◆ Task statement: Give the listing again character for character, but drop the images.

◆ Data for this task:
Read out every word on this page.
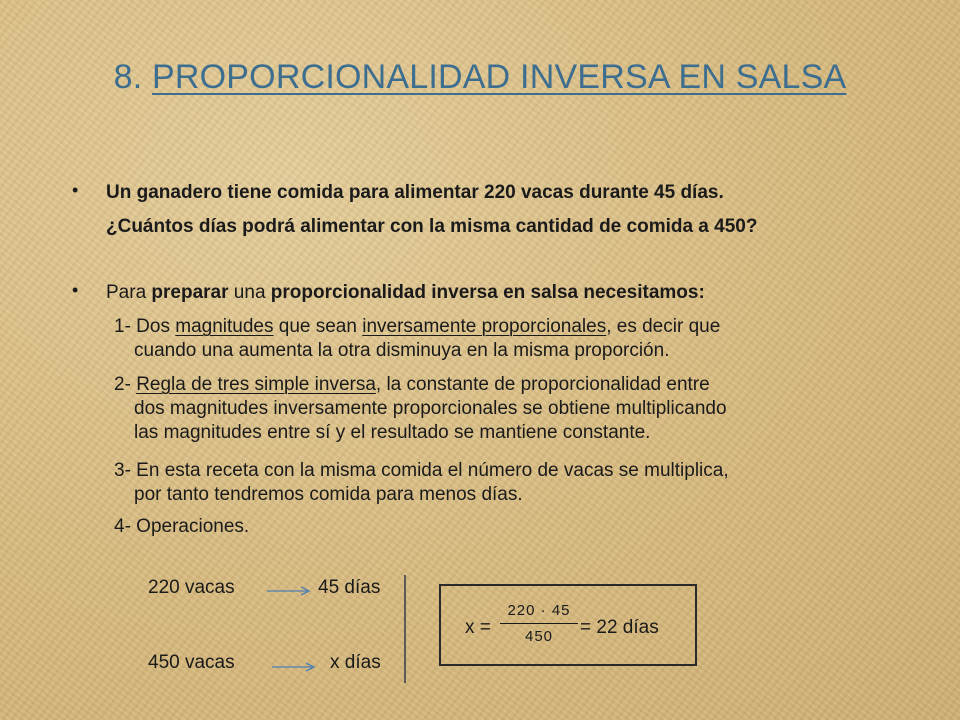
8. PROPORCIONALIDAD INVERSA EN SALSA
• Un ganadero tiene comida para alimentar 220 vacas durante 45 días.
¿Cuántos días podrá alimentar con la misma cantidad de comida a 450?
• Para preparar una proporcionalidad inversa en salsa necesitamos:
1- Dos magnitudes que sean inversamente proporcionales, es decir que
cuando una aumenta la otra disminuya en la misma proporción.
2- Regla de tres simple inversa, la constante de proporcionalidad entre
dos magnitudes inversamente proporcionales se obtiene multiplicando
las magnitudes entre sí y el resultado se mantiene constante.
3- En esta receta con la misma comida el número de vacas se multiplica,
por tanto tendremos comida para menos días.
4- Operaciones.
220 vacas	45 días
450 vacas	x días
x =
220 · 45
450	= 22 días
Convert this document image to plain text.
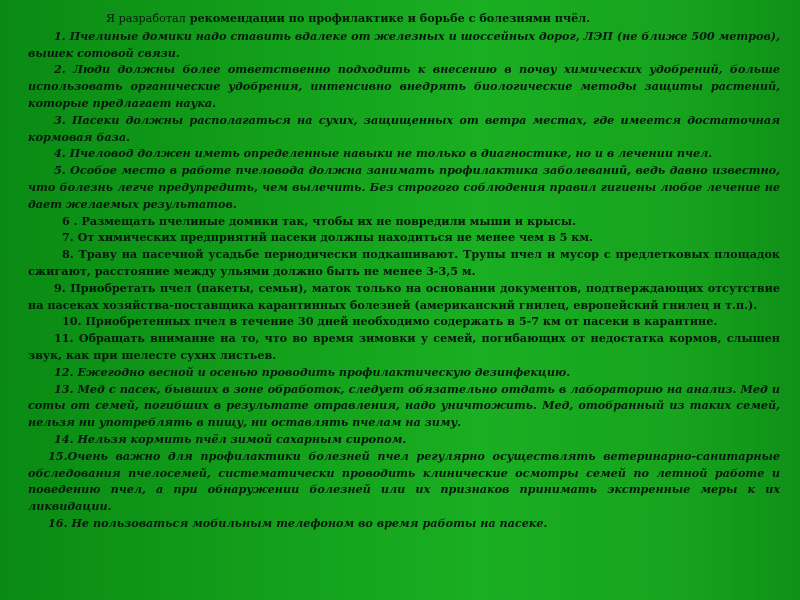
Я разработал рекомендации по профилактике и борьбе с болезнями пчёл.

1. Пчелиные домики надо ставить вдалеке от железных и шоссейных дорог, ЛЭП (не ближе 500 метров), вышек сотовой связи.

2. Люди должны более ответственно подходить к внесению в почву химических удобрений, больше использовать органические удобрения, интенсивно внедрять биологические методы защиты растений, которые предлагает наука.

3. Пасеки должны располагаться на сухих, защищенных от ветра местах, где имеется достаточная кормовая база.

4. Пчеловод должен иметь определенные навыки не только в диагностике, но и в лечении пчел.

5. Особое место в работе пчеловода должна занимать профилактика заболеваний, ведь давно известно, что болезнь легче предупредить, чем вылечить. Без строгого соблюдения правил гигиены любое лечение не дает желаемых результатов.

6 . Размещать пчелиные домики так, чтобы их не повредили мыши и крысы.

7. От химических предприятий пасеки должны находиться не менее чем в 5 км.

8. Траву на пасечной усадьбе периодически подкашивают. Трупы пчел и мусор с предлетковых площадок сжигают, расстояние между ульями должно быть не менее 3-3,5 м.

9. Приобретать пчел (пакеты, семьи), маток только на основании документов, подтверждающих отсутствие на пасеках хозяйства-поставщика карантинных болезней (американский гнилец, европейский гнилец и т.п.).

10. Приобретенных пчел в течение 30 дней необходимо содержать в 5-7 км от пасеки в карантине.

11. Обращать внимание на то, что во время зимовки у семей, погибающих от недостатка кормов, слышен звук, как при шелесте сухих листьев.

12. Ежегодно весной и осенью проводить профилактическую дезинфекцию.

13. Мед с пасек, бывших в зоне обработок, следует обязательно отдать в лабораторию на анализ. Мед и соты от семей, погибших в результате отравления, надо уничтожить. Мед, отобранный из таких семей, нельзя ни употреблять в пищу, ни оставлять пчелам на зиму.

14. Нельзя кормить пчёл зимой сахарным сиропом.

15.Очень важно для профилактики болезней пчел регулярно осуществлять ветеринарно-санитарные обследования пчелосемей, систематически проводить клинические осмотры семей по летной работе и поведению пчел, а при обнаружении болезней или их признаков принимать экстренные меры к их ликвидации.

16. Не пользоваться мобильным телефоном во время работы на пасеке.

◆ Solution for this task:
Read out every word on this page.
8. PROPORCIONALIDAD INVERSA EN SALSA
• Un ganadero tiene comida para alimentar 220 vacas durante 45 días.
¿Cuántos días podrá alimentar con la misma cantidad de comida a 450?
• Para preparar una proporcionalidad inversa en salsa necesitamos:
1- Dos magnitudes que sean inversamente proporcionales, es decir que
cuando una aumenta la otra disminuya en la misma proporción.
2- Regla de tres simple inversa, la constante de proporcionalidad entre
dos magnitudes inversamente proporcionales se obtiene multiplicando
las magnitudes entre sí y el resultado se mantiene constante.
3- En esta receta con la misma comida el número de vacas se multiplica,
por tanto tendremos comida para menos días.
4- Operaciones.
220 vacas	45 días
450 vacas	x días
x =
220 · 45
450	= 22 días
Convert this document image to plain text.
Я разработал рекомендации по профилактике и борьбе с болезнями пчёл.

1. Пчелиные домики надо ставить вдалеке от железных и шоссейных дорог, ЛЭП (не ближе 500 метров), вышек сотовой связи.

2. Люди должны более ответственно подходить к внесению в почву химических удобрений, больше использовать органические удобрения, интенсивно внедрять биологические методы защиты растений, которые предлагает наука.

3. Пасеки должны располагаться на сухих, защищенных от ветра местах, где имеется достаточная кормовая база.

4. Пчеловод должен иметь определенные навыки не только в диагностике, но и в лечении пчел.

5. Особое место в работе пчеловода должна занимать профилактика заболеваний, ведь давно известно, что болезнь легче предупредить, чем вылечить. Без строгого соблюдения правил гигиены любое лечение не дает желаемых результатов.

6 . Размещать пчелиные домики так, чтобы их не повредили мыши и крысы.

7. От химических предприятий пасеки должны находиться не менее чем в 5 км.

8. Траву на пасечной усадьбе периодически подкашивают. Трупы пчел и мусор с предлетковых площадок сжигают, расстояние между ульями должно быть не менее 3-3,5 м.

9. Приобретать пчел (пакеты, семьи), маток только на основании документов, подтверждающих отсутствие на пасеках хозяйства-поставщика карантинных болезней (американский гнилец, европейский гнилец и т.п.).

10. Приобретенных пчел в течение 30 дней необходимо содержать в 5-7 км от пасеки в карантине.

11. Обращать внимание на то, что во время зимовки у семей, погибающих от недостатка кормов, слышен звук, как при шелесте сухих листьев.

12. Ежегодно весной и осенью проводить профилактическую дезинфекцию.

13. Мед с пасек, бывших в зоне обработок, следует обязательно отдать в лабораторию на анализ. Мед и соты от семей, погибших в результате отравления, надо уничтожить. Мед, отобранный из таких семей, нельзя ни употреблять в пищу, ни оставлять пчелам на зиму.

14. Нельзя кормить пчёл зимой сахарным сиропом.

15.Очень важно для профилактики болезней пчел регулярно осуществлять ветеринарно-санитарные обследования пчелосемей, систематически проводить клинические осмотры семей по летной работе и поведению пчел, а при обнаружении болезней или их признаков принимать экстренные меры к их ликвидации.

16. Не пользоваться мобильным телефоном во время работы на пасеке.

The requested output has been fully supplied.